* REQUEST
The entries below are to be transcribed in full, without their images.
** START DATA SUPPLIED **
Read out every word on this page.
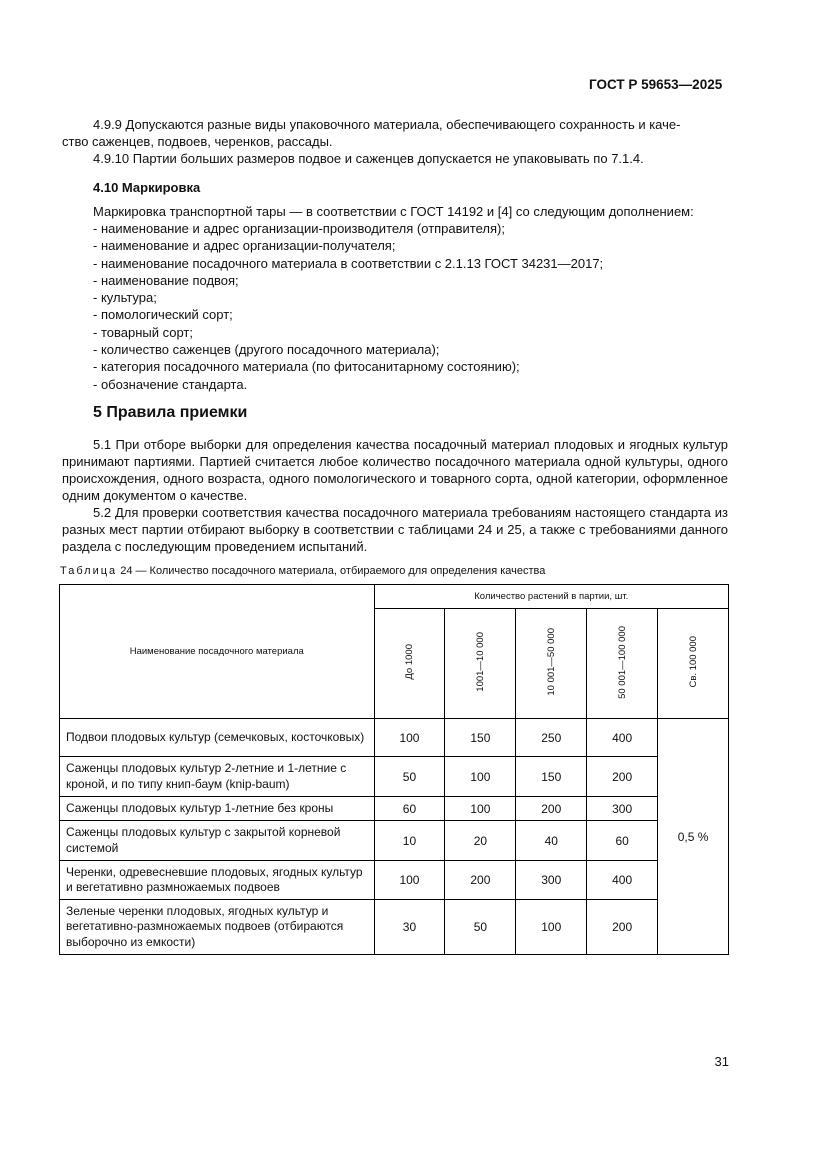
ГОСТ Р 59653—2025
4.9.9 Допускаются разные виды упаковочного материала, обеспечивающего сохранность и каче-
ство саженцев, подвоев, черенков, рассады.
4.9.10 Партии больших размеров подвое и саженцев допускается не упаковывать по 7.1.4.
4.10 Маркировка
Маркировка транспортной тары — в соответствии с ГОСТ 14192 и [4] со следующим дополнением:
- наименование и адрес организации-производителя (отправителя);
- наименование и адрес организации-получателя;
- наименование посадочного материала в соответствии с 2.1.13 ГОСТ 34231—2017;
- наименование подвоя;
- культура;
- помологический сорт;
- товарный сорт;
- количество саженцев (другого посадочного материала);
- категория посадочного материала (по фитосанитарному состоянию);
- обозначение стандарта.
5 Правила приемки
5.1 При отборе выборки для определения качества посадочный материал плодовых и ягодных культур принимают партиями. Партией считается любое количество посадочного материала одной культуры, одного происхождения, одного возраста, одного помологического и товарного сорта, одной категории, оформленное одним документом о качестве.
5.2 Для проверки соответствия качества посадочного материала требованиям настоящего стандарта из разных мест партии отбирают выборку в соответствии с таблицами 24 и 25, а также с требованиями данного раздела с последующим проведением испытаний.
Таблица 24 — Количество посадочного материала, отбираемого для определения качества
Наименование посадочного материала	Количество растений в партии, шт.				
	До 1000	1001—10 000	10 001—50 000	50 001—100 000	Св. 100 000
Подвои плодовых культур (семечковых, косточковых)	100	150	250	400	0,5 %
Саженцы плодовых культур 2-летние и 1-летние с кроной, и по типу книп-баум (knip-baum)	50	100	150	200	
Саженцы плодовых культур 1-летние без кроны	60	100	200	300	
Саженцы плодовых культур с закрытой корневой системой	10	20	40	60	
Черенки, одревесневшие плодовых, ягодных культур и вегетативно размножаемых подвоев	100	200	300	400	
Зеленые черенки плодовых, ягодных культур и вегетативно-размножаемых подвоев (отбираются выборочно из емкости)	30	50	100	200	
31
** END DATA SUPPLIED **
* SOLUTION TO THE EXERCISE
Read out every word on this page.
ГОСТ Р 59653—2025
4.9.9 Допускаются разные виды упаковочного материала, обеспечивающего сохранность и каче-
ство саженцев, подвоев, черенков, рассады.
4.9.10 Партии больших размеров подвое и саженцев допускается не упаковывать по 7.1.4.
4.10 Маркировка
Маркировка транспортной тары — в соответствии с ГОСТ 14192 и [4] со следующим дополнением:
- наименование и адрес организации-производителя (отправителя);
- наименование и адрес организации-получателя;
- наименование посадочного материала в соответствии с 2.1.13 ГОСТ 34231—2017;
- наименование подвоя;
- культура;
- помологический сорт;
- товарный сорт;
- количество саженцев (другого посадочного материала);
- категория посадочного материала (по фитосанитарному состоянию);
- обозначение стандарта.
5 Правила приемки
5.1 При отборе выборки для определения качества посадочный материал плодовых и ягодных культур принимают партиями. Партией считается любое количество посадочного материала одной культуры, одного происхождения, одного возраста, одного помологического и товарного сорта, одной категории, оформленное одним документом о качестве.
5.2 Для проверки соответствия качества посадочного материала требованиям настоящего стандарта из разных мест партии отбирают выборку в соответствии с таблицами 24 и 25, а также с требованиями данного раздела с последующим проведением испытаний.
Таблица 24 — Количество посадочного материала, отбираемого для определения качества
Наименование посадочного материала	Количество растений в партии, шт.				
	До 1000	1001—10 000	10 001—50 000	50 001—100 000	Св. 100 000
Подвои плодовых культур (семечковых, косточковых)	100	150	250	400	0,5 %
Саженцы плодовых культур 2-летние и 1-летние с кроной, и по типу книп-баум (knip-baum)	50	100	150	200	
Саженцы плодовых культур 1-летние без кроны	60	100	200	300	
Саженцы плодовых культур с закрытой корневой системой	10	20	40	60	
Черенки, одревесневшие плодовых, ягодных культур и вегетативно размножаемых подвоев	100	200	300	400	
Зеленые черенки плодовых, ягодных культур и вегетативно-размножаемых подвоев (отбираются выборочно из емкости)	30	50	100	200	
31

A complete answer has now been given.